JOB A :: Decide whether each of the following statements agrees with the article on flash fiction, answering yes or no and quoting the exact words of the article that settle it: (i) Hemingway's Paris printing of in our time ran to 32 pages; (ii) "flash fiction" has been the preferred term for this writing since around 1990; (iii) Dan Rhodes' Marry Me was reviewed by both the Times of London and the Washington Post.
JOB B :: Carry the article on flash fiction forward, starting right after its final sentence.

EXTRACT TO READ ::
*-*-*
Flash Fiction: An Outsider Art

Miles White
London Literary Review
4 min readNov 30, 2017

Flash is Still a Bastard Child of Fiction, But It’s Growing Up Fast.

Image: Donald Tong

By Miles White

So the story goes, it was Ernest Hemingway, as a young writer living in Paris in the 1920s, who invented flash fiction. Hemingway was bet over drinks that he could not write an entire story in just six words. After the money was collected, Papa took a napkin and is said to have written down these words — For Sale: Baby Shoes. Never Worn.

That story is certainly disputed, but whether it is literally true or not it is nonetheless instructive. Hemingway’s six word story satisfies the most basic structure for story — a beginning, middle, and an end. It does not however satisfy the more complex requirements of a narrative story arc, including denouement, closure and perhaps some kind of personal transformation among one or more characters, so it constitutes what I call a “fractured arc,” one that may pick up action in Act I and Act II and never resolve it in an Act III. It may float freely among the different acts at will, presenting mere anecdotes of a story the reader is left to fill in the blanks of from what is given on the page — a large piece of the iceberg submerged beneath what is revealed of the story.

In 1924 Hemingway published the Paris printing of in our time, a 32-page collection largely of vignettes, many of them less than 200 words, the first such collection of writing this short by an American author. Many writers have experimented with the “short-short” story form since Hemingway, but it is only since the 1990s that it has emerged as a literary genre.

In 1992, the anthology collection Flash Fiction: 72 Very Short Stories, heralded the emergence of a new kind of literary writing — stories that would fit on no more than two facing pages in a standard book. For whatever reason the idea caught on, and the next decade saw the publication of more such anthologies, including Fiction 101 by San Diego City Beats newspaper and A Flash of Fiction, published by the 2012 Worcestershire Literary Festival. A flurry of collected editions of flash fiction — the preferred term for this writing since around 2000 — soon emerged, including Stories to Read on the Train by Alison Wells (2012) and Snippets: A Collection of Flash Fiction by Laura Besley (2014) and many others.

“Marry Me” by Dan Rhodes, got noticed.

One collection that received trumpeted attention in mainstream media was Dan Rhodes’ 2012 collection Marry Me, reviewed by both the Times of London and the Washington Post. But first it had to get published by a reputable house, and that helped. The Times and the Post probably won’t be reviewing self-published flash fiction writers anytime soon. Legitimate book publishers are still the gatekeepers.
*-*-*
ENTRIES SUPPLIED ::
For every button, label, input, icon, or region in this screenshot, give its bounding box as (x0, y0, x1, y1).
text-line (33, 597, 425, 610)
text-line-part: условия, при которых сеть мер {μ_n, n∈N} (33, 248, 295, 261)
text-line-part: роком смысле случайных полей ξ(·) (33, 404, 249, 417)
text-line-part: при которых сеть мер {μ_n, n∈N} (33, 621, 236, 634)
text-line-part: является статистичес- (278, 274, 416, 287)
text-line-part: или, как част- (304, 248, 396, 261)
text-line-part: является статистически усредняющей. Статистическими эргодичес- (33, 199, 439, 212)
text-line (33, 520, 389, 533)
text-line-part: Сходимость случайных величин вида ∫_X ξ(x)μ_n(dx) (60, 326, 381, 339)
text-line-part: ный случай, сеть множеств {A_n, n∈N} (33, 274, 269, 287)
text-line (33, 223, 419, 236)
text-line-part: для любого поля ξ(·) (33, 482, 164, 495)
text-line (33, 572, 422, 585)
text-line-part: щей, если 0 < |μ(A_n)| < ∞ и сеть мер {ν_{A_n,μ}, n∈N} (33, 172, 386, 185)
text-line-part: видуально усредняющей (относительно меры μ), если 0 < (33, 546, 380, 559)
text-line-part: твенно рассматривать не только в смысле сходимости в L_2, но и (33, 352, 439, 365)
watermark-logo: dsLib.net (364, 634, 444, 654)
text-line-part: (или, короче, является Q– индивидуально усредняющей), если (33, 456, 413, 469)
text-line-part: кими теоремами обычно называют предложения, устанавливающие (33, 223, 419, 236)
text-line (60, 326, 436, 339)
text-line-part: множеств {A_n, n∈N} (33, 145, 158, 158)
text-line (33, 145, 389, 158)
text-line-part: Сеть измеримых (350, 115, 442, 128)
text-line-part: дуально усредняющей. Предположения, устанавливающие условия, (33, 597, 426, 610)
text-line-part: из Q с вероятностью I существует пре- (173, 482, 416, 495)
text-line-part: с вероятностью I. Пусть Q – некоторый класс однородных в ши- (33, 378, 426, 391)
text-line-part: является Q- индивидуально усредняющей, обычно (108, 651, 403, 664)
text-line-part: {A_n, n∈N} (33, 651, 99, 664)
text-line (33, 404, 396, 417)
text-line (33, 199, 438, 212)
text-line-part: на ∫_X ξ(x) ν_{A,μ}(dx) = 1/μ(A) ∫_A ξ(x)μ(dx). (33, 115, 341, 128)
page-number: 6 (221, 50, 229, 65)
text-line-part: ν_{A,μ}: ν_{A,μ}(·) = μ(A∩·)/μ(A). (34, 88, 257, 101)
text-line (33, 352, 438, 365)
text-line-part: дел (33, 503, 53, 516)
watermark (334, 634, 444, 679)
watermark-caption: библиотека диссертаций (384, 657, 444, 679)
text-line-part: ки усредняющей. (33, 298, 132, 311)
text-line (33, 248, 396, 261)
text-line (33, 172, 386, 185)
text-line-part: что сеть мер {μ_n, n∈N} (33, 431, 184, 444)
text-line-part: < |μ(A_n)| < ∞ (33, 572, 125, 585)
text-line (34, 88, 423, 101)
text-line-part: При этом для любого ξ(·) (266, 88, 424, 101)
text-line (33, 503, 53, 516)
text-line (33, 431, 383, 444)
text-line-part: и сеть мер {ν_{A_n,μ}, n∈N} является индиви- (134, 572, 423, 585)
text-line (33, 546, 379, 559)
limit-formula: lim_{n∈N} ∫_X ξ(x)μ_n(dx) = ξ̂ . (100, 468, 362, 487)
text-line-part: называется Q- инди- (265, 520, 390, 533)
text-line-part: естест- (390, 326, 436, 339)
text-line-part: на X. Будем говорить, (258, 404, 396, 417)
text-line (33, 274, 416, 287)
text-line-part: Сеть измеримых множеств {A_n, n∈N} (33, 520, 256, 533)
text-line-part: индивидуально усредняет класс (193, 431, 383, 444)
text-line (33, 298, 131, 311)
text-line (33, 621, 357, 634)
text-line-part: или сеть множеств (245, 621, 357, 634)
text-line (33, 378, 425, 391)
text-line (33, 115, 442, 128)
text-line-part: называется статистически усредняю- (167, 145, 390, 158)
*-*-*
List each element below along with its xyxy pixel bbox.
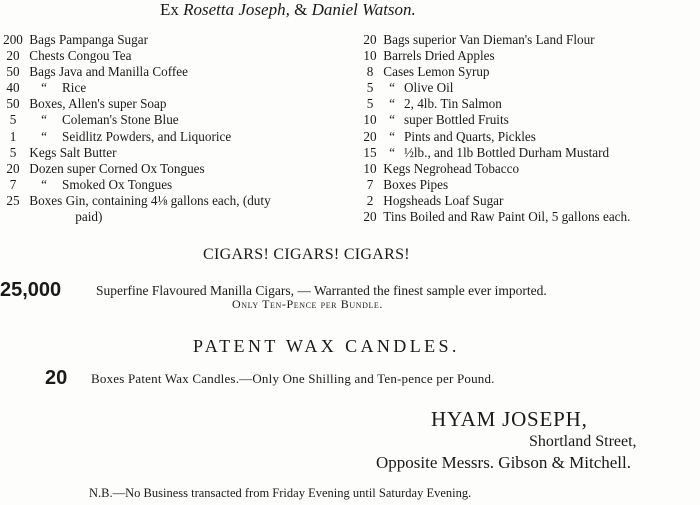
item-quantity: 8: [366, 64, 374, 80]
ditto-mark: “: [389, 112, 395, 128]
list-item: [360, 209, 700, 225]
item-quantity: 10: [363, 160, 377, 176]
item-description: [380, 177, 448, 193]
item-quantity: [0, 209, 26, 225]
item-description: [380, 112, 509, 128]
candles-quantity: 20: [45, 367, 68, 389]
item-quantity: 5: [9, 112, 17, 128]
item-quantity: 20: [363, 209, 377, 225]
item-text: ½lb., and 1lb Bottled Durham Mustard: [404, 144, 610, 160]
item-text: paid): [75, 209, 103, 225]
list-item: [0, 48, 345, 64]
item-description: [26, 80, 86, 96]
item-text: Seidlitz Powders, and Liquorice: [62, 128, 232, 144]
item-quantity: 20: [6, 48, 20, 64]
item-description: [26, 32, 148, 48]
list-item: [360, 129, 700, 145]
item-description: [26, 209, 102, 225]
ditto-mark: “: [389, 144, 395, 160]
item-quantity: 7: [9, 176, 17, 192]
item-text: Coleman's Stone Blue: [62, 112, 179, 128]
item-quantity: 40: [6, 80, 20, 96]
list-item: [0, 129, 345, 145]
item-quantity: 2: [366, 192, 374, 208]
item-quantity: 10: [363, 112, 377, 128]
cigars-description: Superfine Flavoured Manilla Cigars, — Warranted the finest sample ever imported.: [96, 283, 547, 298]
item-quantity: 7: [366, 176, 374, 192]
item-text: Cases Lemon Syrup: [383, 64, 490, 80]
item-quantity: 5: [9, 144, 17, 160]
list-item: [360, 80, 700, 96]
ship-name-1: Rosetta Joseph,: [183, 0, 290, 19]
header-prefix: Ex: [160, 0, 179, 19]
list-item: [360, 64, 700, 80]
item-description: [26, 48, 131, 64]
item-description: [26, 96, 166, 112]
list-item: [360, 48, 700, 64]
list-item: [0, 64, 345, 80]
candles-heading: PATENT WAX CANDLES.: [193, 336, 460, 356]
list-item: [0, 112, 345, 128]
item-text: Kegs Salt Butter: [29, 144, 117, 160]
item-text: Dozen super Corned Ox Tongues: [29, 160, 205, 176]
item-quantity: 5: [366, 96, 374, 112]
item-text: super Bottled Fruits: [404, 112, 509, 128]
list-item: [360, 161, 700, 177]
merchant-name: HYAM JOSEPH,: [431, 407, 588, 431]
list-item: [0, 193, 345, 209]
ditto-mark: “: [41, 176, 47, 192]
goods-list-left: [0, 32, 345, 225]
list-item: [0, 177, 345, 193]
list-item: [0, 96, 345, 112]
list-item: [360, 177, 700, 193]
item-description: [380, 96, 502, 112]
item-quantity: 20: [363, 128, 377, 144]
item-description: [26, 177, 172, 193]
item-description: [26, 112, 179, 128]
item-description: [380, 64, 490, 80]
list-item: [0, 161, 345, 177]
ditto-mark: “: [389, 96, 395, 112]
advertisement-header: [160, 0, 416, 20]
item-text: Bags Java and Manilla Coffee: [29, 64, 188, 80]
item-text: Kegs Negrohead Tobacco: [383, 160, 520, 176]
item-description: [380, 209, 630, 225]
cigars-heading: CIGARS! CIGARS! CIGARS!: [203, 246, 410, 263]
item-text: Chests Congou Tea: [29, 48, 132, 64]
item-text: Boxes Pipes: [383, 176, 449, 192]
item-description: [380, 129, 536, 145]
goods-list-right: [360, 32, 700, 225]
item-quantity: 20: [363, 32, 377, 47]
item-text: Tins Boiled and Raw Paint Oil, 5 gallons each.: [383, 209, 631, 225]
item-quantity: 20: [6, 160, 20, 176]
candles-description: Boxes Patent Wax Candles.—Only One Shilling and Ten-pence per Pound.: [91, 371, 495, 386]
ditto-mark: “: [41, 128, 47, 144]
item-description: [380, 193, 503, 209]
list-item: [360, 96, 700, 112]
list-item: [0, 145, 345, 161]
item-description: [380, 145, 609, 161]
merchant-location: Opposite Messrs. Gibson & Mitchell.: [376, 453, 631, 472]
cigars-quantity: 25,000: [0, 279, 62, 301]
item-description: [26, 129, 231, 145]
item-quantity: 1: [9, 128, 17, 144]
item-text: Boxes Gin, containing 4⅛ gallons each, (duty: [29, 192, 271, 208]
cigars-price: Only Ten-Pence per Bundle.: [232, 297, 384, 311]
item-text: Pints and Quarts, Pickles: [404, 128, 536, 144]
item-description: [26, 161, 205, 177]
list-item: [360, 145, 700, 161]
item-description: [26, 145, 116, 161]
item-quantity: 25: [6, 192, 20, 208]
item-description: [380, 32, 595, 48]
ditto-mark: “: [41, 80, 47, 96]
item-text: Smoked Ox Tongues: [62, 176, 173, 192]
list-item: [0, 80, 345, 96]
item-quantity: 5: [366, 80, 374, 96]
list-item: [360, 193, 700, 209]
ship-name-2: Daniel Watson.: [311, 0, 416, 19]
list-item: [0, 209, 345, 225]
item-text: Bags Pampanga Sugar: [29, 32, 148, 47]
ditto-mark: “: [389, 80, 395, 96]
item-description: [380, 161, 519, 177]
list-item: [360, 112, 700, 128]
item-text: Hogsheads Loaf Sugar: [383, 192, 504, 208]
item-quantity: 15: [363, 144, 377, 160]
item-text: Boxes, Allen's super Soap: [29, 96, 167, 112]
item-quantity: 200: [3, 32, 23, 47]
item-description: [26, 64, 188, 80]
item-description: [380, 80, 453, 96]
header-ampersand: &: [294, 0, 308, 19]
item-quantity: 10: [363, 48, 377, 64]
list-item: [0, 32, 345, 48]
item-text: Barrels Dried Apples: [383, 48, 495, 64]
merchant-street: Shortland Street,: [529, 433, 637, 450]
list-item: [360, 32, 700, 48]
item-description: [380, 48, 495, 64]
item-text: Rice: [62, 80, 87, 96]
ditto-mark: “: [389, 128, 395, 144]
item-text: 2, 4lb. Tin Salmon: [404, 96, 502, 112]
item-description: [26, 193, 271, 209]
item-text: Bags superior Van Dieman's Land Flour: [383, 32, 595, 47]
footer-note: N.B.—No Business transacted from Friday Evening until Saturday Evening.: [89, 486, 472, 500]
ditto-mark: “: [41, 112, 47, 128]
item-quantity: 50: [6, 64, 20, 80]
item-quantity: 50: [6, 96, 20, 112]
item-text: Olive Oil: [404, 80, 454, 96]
*-*-*
EXERCISE ANSWER A ::
(i) Yes: "a 32-page collection largely of vignettes"
(ii) No: "the preferred term for this writing since around 2000"
(iii) Yes: "reviewed by both the Times of London and the Washington Post"

EXERCISE ANSWER B ::
The game changer as far as the legitimization of flash fiction may well be literary journals, which are peer reviewed and of increasingly high quality that will ultimately lift the standards for flash fiction writing and elevate the genre. The appearances of journals such as Spry, Number Eleven, the Tahoma Literary Review, and a number of E-Zines and websites, notably Flash Fiction Magazine, Medium, and numerous others which feature traditional short fiction and poetry as well as flash fiction, mean that flash fiction is becoming less amateurish, wielded by writers with real talent, and who take the craft and the form seriously. This is a good thing for the emergent genre.

In my own short pieces, I try to restore a richer yet obviously truncated narrative arc. My stories deal largely with realism and range wildly across subject areas and themes, but I try to give some sense of a beginning, a middle and an end that allows some kind of closure in stories that transverse a wide spectrum of experience from the profound to the profane. Not everything I write is sparkling, but I love to write it, and I think most of my stories work. All of them clock in at less than 1,000 words, but I think they have the kind of nuance and complexity found in much longer work, fit to a smaller space for a shrinking attention span. Within that space, the form I have chosen to write in, I offer up life as I understand it, which is all any writer can do.

The form is still a bastard child, an outsider art, a renegade. How often does one get a chance to work and create in a medium that has not been fully embraced by mainstream culture? It’s like playing bebop during the dying of the big band era, or being a rapper, break dancer, or graffiti artist when Hip-Hop was new, fresh and edgy.

Flash has a rhythm and style of it’s own, and people are gradually finding its unique beat.

Hip-Hop won’t stop; it’s still finding fresh ways to grow. So will flash fiction.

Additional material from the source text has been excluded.